本文抜粋 =>
堆肥化過程で発生する高温・高湿ガス中の高濃度アンモニアを回収する装置。アンモニアと酸性溶液との中和反応により、アンモニアの97∼99%をリン安または硫安溶液として回収できる。当該装置のランニングコストは、生ふん1tあたり579∼3,851円である。

  • キーワード:畜産産環境、家畜ふん尿、スクラバ、堆肥化、アンモニア、脱臭
  • 担当:畜産草地研・畜産環境部・施設工学研究室
  • 連絡先:電話0287-37-7814、電子メールabey@affrc.go.jp
  • 区分:畜産草地、共通基盤・作業技術
  • 分類:技術・普及

背景・ねらい

吸引通気式や密閉型施設での堆肥化処理は、処理対象の発酵排気量が少ない利点がある。しかし、排気が高温・高湿でアンモニア濃度が 高いため、既存の脱臭法では対応が困難なケースも見られる。一方、アンモニアは化学肥料の窒素源であり、アンモニアを堆肥化過程で回収・資源化すること は、処理コストの低減化や循環型農業の観点から好ましい。
そこで、アンモニアは酸との中和反応により、リン安、または硫安として効率的に回収できることに着目し、家畜ふん尿の堆肥化処理に適応できる安価なスクラバを開発する。

成果の内容・特徴

  • 開発したスクラバは、1)送風機、2)塩ビ製配管材で構成した薬液散布部、3)薬液循環ポンプ、4)断熱された有効容量約500Lのポリエチレン製薬液槽、5)制御・電装系等からなり、市販の物置に収納できる小型で簡易な構造である。
  • 発酵排気中のアンモニアは、薬液散布部で薬液と中和反応して回収され、残りの空気は、薬液槽出口のデミスタでミスト 除去された後に次工程へ送られる。薬液は発酵排気からの熱伝達、またはヒータの加温により40∼60℃を維持するため、リン安、または硫安の再結晶を防止 できる。また、水位センサとヒータにより薬液の水位が制御されるため、発酵排気の結露による薬液のオーバーフローを防止できる(図1)。

データ抜粋 =>
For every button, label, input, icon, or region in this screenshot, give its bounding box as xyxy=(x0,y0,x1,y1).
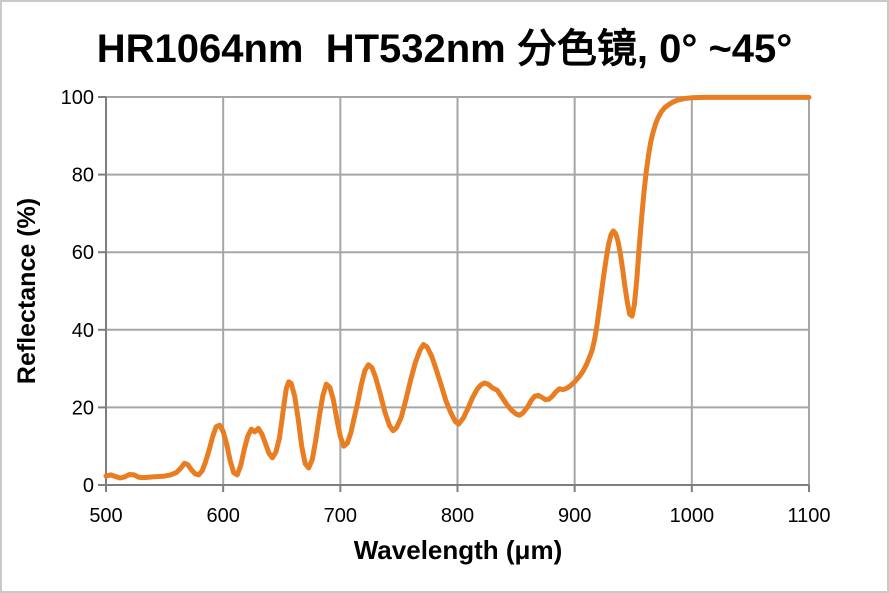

課題内容 =>
本文をもとに次の問いに答えよ。
(a) この装置では、アンモニアの何%をリン安または硫安溶液として回収できるか。
(b) ポリエチレン製薬液槽の有効容量はどれだけか。
(c) 薬液は何℃に維持されるか。
データは本文とは別の資料である。

解答 =>
(a) 97∼99%
(b) 約500L
(c) 40∼60℃